What is expected. From the listing below, work out how many lines contain "Route". Reply with that number only.

Source material.

┌──

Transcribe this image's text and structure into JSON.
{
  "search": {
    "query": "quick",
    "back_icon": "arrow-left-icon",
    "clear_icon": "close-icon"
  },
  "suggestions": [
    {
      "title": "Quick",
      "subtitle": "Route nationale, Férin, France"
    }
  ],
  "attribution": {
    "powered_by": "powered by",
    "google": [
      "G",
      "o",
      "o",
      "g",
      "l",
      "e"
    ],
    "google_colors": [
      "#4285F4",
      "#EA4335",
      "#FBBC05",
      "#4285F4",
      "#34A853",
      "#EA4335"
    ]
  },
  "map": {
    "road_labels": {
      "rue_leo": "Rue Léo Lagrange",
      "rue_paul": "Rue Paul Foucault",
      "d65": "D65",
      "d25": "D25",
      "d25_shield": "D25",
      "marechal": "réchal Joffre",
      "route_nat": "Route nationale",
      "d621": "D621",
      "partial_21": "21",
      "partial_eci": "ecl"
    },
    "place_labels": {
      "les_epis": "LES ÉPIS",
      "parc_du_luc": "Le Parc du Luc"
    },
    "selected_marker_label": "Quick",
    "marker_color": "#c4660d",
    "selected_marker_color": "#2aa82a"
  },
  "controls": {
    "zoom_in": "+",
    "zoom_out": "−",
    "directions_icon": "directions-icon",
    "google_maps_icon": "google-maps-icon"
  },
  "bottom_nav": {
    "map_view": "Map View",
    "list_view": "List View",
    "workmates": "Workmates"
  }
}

└──

Solution to this exercise. 2